## EXTRACTED RECORDS

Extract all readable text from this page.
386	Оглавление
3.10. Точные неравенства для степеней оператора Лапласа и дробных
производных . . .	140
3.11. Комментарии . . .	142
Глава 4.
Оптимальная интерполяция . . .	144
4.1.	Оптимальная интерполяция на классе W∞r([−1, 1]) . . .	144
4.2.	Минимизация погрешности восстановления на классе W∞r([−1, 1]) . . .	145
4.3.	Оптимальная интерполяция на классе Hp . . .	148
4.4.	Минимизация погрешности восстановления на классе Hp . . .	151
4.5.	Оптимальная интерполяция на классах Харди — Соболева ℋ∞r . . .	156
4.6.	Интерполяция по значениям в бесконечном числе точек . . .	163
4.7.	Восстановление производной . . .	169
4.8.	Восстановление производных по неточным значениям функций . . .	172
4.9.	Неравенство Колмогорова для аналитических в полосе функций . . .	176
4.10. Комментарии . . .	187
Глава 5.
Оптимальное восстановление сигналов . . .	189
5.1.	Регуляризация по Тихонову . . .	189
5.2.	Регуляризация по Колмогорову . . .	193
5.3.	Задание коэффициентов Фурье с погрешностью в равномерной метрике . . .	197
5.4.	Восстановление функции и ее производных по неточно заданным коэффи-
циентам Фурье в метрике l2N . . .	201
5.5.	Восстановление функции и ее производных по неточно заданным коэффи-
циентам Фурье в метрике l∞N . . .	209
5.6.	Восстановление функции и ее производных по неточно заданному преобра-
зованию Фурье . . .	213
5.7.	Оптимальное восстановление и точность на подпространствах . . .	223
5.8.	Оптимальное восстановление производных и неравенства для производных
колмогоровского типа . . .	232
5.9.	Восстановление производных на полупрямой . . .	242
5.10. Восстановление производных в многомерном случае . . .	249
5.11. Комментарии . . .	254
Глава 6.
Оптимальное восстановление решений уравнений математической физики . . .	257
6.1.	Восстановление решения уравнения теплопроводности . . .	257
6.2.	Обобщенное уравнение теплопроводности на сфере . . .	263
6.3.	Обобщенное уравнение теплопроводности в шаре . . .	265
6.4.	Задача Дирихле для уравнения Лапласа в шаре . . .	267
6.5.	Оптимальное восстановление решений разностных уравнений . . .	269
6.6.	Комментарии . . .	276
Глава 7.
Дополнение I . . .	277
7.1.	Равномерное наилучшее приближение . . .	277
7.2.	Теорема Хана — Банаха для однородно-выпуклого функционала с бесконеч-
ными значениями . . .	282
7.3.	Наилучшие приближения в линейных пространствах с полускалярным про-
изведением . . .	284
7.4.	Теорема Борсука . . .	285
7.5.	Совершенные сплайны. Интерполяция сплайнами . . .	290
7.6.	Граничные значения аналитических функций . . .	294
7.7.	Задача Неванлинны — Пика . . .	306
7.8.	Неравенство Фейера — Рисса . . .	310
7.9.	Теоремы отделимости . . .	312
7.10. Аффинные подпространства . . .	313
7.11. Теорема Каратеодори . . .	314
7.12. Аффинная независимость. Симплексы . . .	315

...

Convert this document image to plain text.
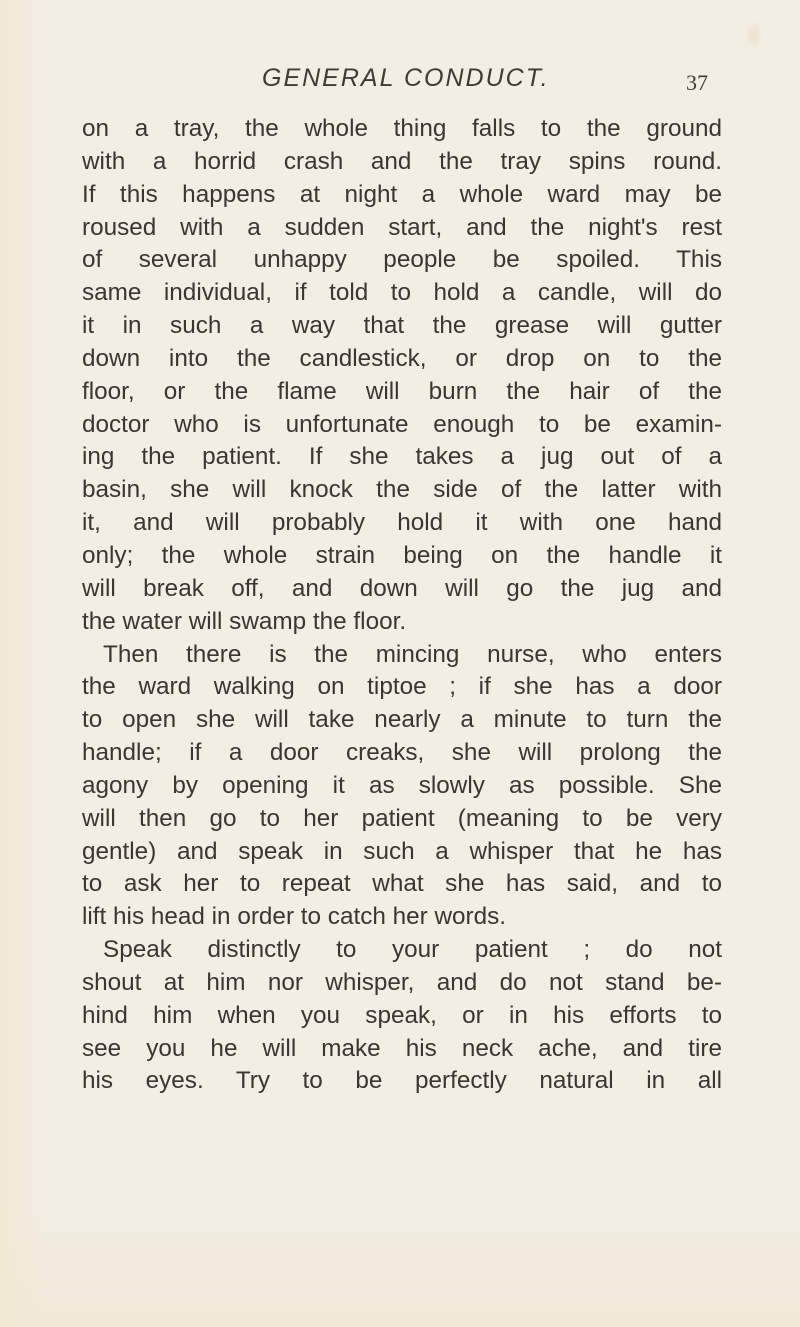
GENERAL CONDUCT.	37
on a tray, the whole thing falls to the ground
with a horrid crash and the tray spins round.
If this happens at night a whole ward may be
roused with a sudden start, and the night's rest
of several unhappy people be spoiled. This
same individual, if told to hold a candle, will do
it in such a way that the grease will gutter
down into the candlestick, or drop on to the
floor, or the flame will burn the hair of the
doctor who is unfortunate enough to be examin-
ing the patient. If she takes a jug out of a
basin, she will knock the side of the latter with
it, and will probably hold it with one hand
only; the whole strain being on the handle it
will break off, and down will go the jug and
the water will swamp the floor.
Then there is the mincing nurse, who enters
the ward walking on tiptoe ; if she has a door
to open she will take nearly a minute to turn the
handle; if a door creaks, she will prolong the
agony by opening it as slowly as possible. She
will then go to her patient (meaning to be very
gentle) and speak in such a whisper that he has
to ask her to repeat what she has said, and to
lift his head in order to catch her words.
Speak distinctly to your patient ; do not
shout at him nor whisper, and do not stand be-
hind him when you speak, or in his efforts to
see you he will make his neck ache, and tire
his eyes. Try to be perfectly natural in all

## WHAT THE EXERCISE ASKS
Determine the number of lines in the listing that contain the string "Фурье". Write that number and nothing else.

## RESPONSE TO THIS EXERCISE
4